### WHAT THE EXERCISE ASKS
Please copy the data from the line with "inpe-logo: INPE [1371,1765,1525,1882]" to the line with "coastline [252,139,1473,1875]", replacing "lat-tick-label" with "latitude-label" and changing nothing else.

___ EXERCISE MATERIAL ___

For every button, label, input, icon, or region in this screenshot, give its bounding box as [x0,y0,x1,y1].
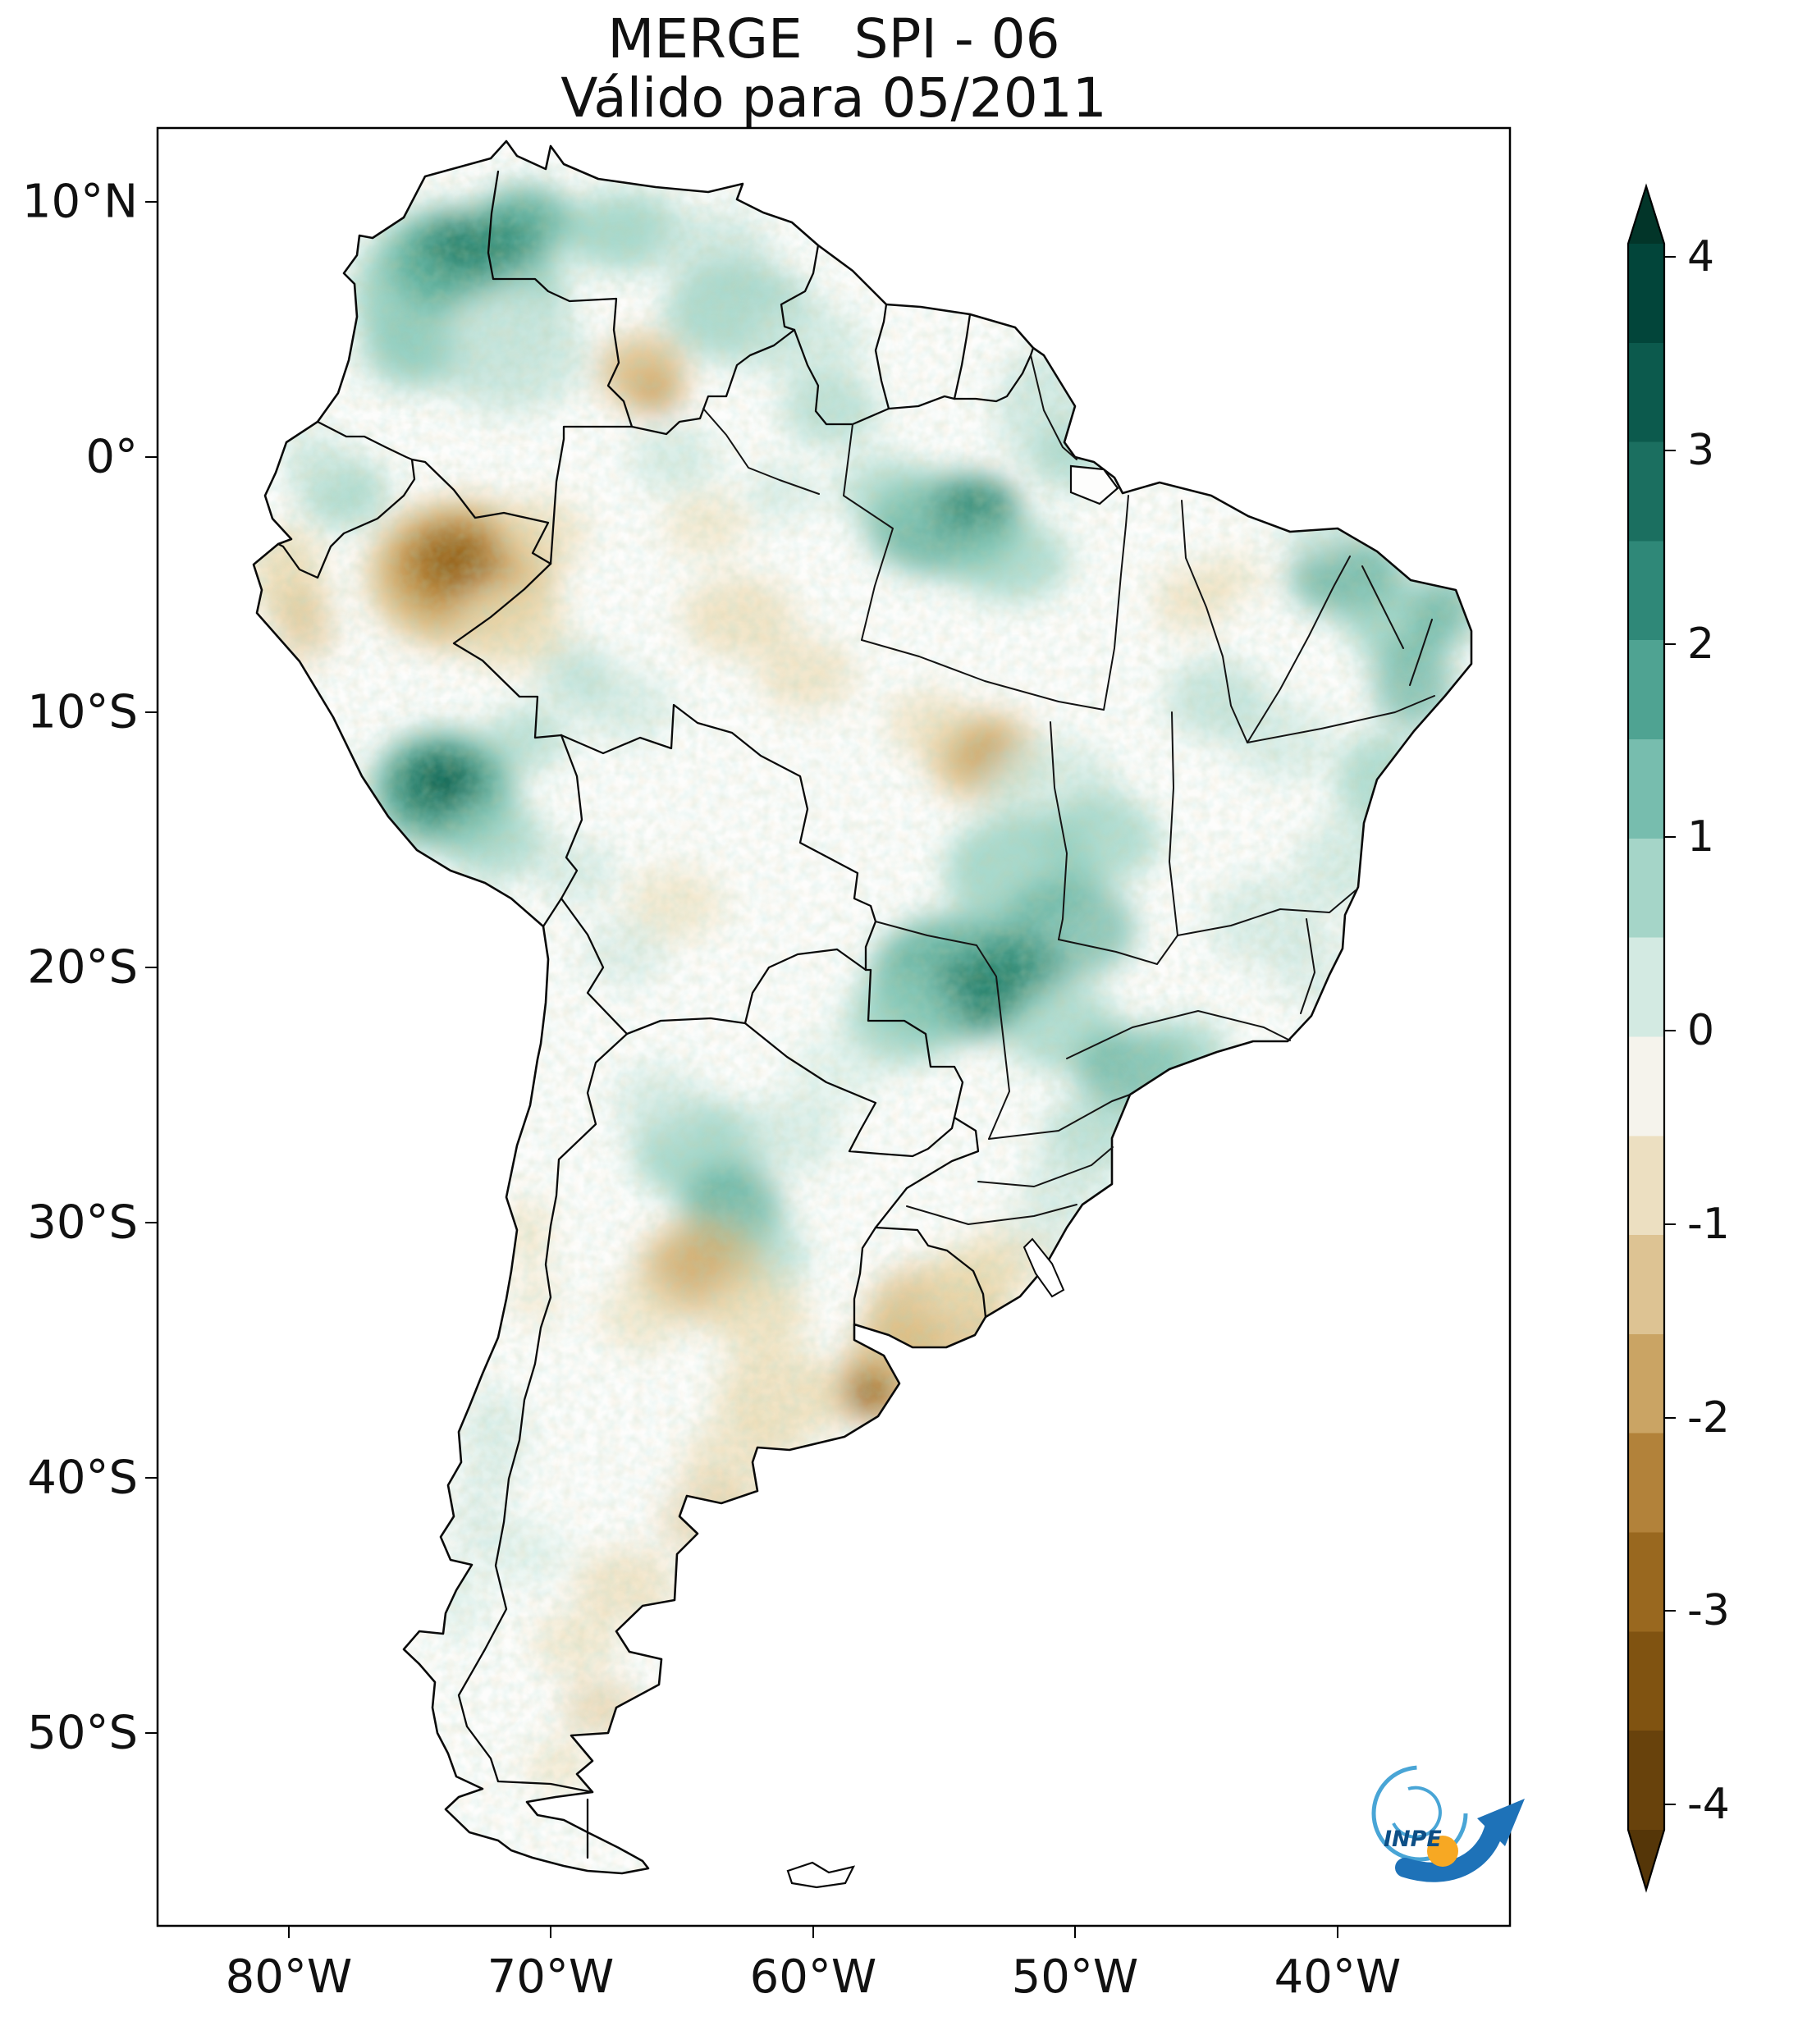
inpe-logo: INPE [1371,1765,1525,1882]
brazil-state-borders [702,354,1435,1225]
lon-tick-label: 70°W [487,1950,615,2004]
lat-tick-label: 40°S [27,1452,138,1505]
map-title: MERGE SPI - 06 [607,7,1059,71]
colorbar-outline [1626,183,1666,1893]
colorbar-gradient [1628,244,1664,1830]
colorbar-tick-label: 2 [1687,620,1714,669]
axis-ticks [145,201,1338,1938]
inpe-logo-arrow [1395,1815,1505,1882]
lat-tick-label: 20°S [27,941,138,995]
colorbar-tick-label: 0 [1687,1006,1714,1055]
lat-tick-label: 0° [85,431,138,484]
country-borders [277,170,1035,1859]
lat-tick-label: 30°S [27,1196,138,1250]
lon-tick-label: 40°W [1274,1950,1402,2004]
lon-tick-label: 50°W [1012,1950,1139,2004]
marajo-island [1069,464,1119,505]
lon-axis: 80°W 70°W 60°W 50°W 40°W [226,1950,1402,2004]
inpe-logo-text: INPE [1384,1827,1442,1852]
colorbar-tick-label: 3 [1687,426,1714,475]
colorbar-tick-label: -1 [1687,1200,1730,1249]
inpe-logo-swirl [1371,1765,1468,1862]
lat-axis: 10°N 0° 10°S 20°S 30°S 40°S 50°S [22,176,138,1760]
coastline [252,139,1473,1875]
lat-tick-label: 10°S [27,686,138,739]
south-atlantic-island [786,1861,856,1889]
colorbar-tick-label: -3 [1687,1586,1730,1635]
colorbar-extend-top [1628,186,1664,244]
inpe-logo-dot [1427,1836,1458,1867]
inpe-logo-arrowhead [1477,1799,1525,1846]
lon-tick-label: 80°W [226,1950,353,2004]
colorbar-tick-label: 4 [1687,232,1714,281]
colorbar-extend-bottom [1628,1830,1664,1890]
patos-lagoon [1023,1237,1065,1298]
colorbar-ticks [1664,256,1676,1805]
colorbar-tick-label: -2 [1687,1393,1730,1443]
colorbar-tick-label: -4 [1687,1780,1730,1829]
colorbar-tick-label: 1 [1687,812,1714,862]
map-subtitle: Válido para 05/2011 [560,66,1106,130]
lon-tick-label: 60°W [750,1950,877,2004]
lat-tick-label: 10°N [22,176,138,229]
lat-tick-label: 50°S [27,1707,138,1760]
colorbar: 4 3 2 1 0 -1 -2 -3 -4 [1626,183,1730,1893]
inpe-logo-inner-swirl [1392,1786,1442,1839]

___

### COMPLETED TASK
inpe-logo: INPE [1371,1765,1525,1882]
brazil-state-borders [702,354,1435,1225]
lon-tick-label: 70°W [487,1950,615,2004]
latitude-label: 40°S [27,1452,138,1505]
map-title: MERGE SPI - 06 [607,7,1059,71]
colorbar-outline [1626,183,1666,1893]
colorbar-gradient [1628,244,1664,1830]
colorbar-tick-label: 2 [1687,620,1714,669]
axis-ticks [145,201,1338,1938]
inpe-logo-arrow [1395,1815,1505,1882]
latitude-label: 20°S [27,941,138,995]
colorbar-tick-label: 0 [1687,1006,1714,1055]
latitude-label: 0° [85,431,138,484]
country-borders [277,170,1035,1859]
latitude-label: 30°S [27,1196,138,1250]
lon-tick-label: 40°W [1274,1950,1402,2004]
lon-tick-label: 50°W [1012,1950,1139,2004]
marajo-island [1069,464,1119,505]
lon-axis: 80°W 70°W 60°W 50°W 40°W [226,1950,1402,2004]
inpe-logo-text: INPE [1384,1827,1442,1852]
colorbar-tick-label: 3 [1687,426,1714,475]
colorbar-tick-label: -1 [1687,1200,1730,1249]
inpe-logo-swirl [1371,1765,1468,1862]
lat-axis: 10°N 0° 10°S 20°S 30°S 40°S 50°S [22,176,138,1760]
coastline [252,139,1473,1875]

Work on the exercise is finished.